> [TASK DETAILS]:
Can you copy out the data exactly? Leave the images out.

> [DATA FOR THIS TASK]:
· · ·
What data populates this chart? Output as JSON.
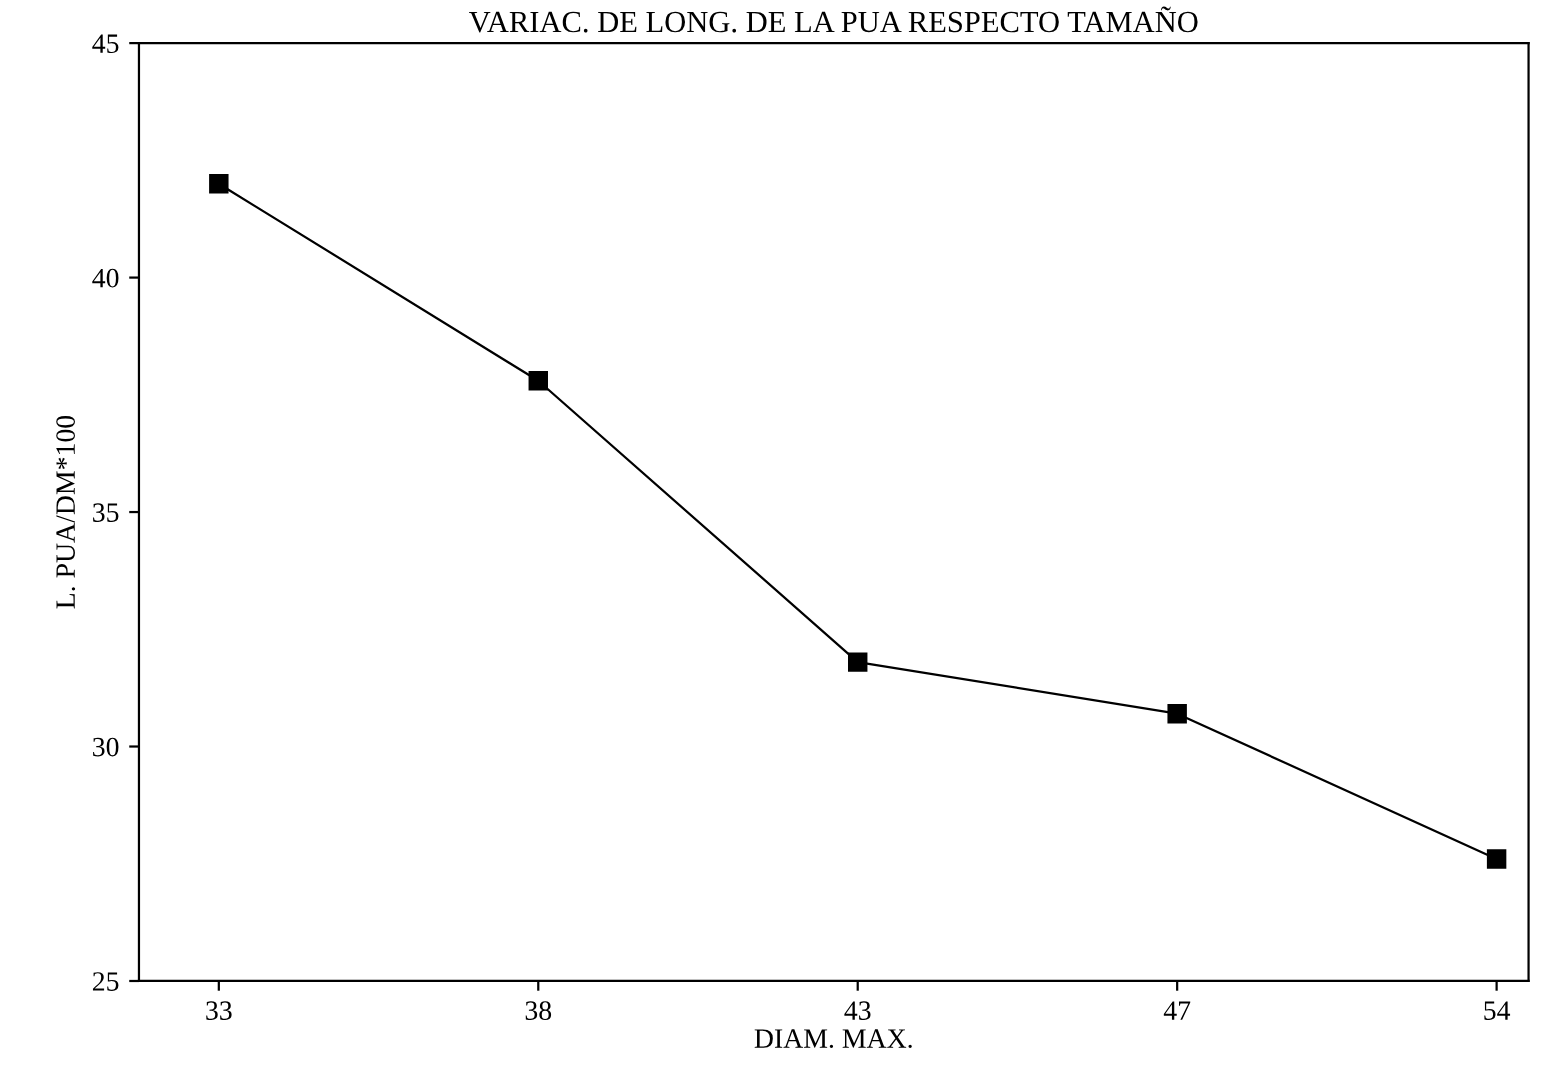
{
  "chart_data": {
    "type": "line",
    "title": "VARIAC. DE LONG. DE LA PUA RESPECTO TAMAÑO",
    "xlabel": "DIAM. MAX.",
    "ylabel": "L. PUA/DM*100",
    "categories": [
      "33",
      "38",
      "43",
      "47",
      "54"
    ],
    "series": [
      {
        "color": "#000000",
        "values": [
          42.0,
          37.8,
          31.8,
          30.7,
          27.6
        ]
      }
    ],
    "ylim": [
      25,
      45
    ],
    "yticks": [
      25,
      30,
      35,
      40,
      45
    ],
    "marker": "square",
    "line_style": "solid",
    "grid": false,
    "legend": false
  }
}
· · ·
> [THE COMPLETED TASK]:
What data populates this chart? Output as JSON.
{
  "chart_data": {
    "type": "line",
    "title": "VARIAC. DE LONG. DE LA PUA RESPECTO TAMAÑO",
    "xlabel": "DIAM. MAX.",
    "ylabel": "L. PUA/DM*100",
    "categories": [
      "33",
      "38",
      "43",
      "47",
      "54"
    ],
    "series": [
      {
        "color": "#000000",
        "values": [
          42.0,
          37.8,
          31.8,
          30.7,
          27.6
        ]
      }
    ],
    "ylim": [
      25,
      45
    ],
    "yticks": [
      25,
      30,
      35,
      40,
      45
    ],
    "marker": "square",
    "line_style": "solid",
    "grid": false,
    "legend": false
  }
}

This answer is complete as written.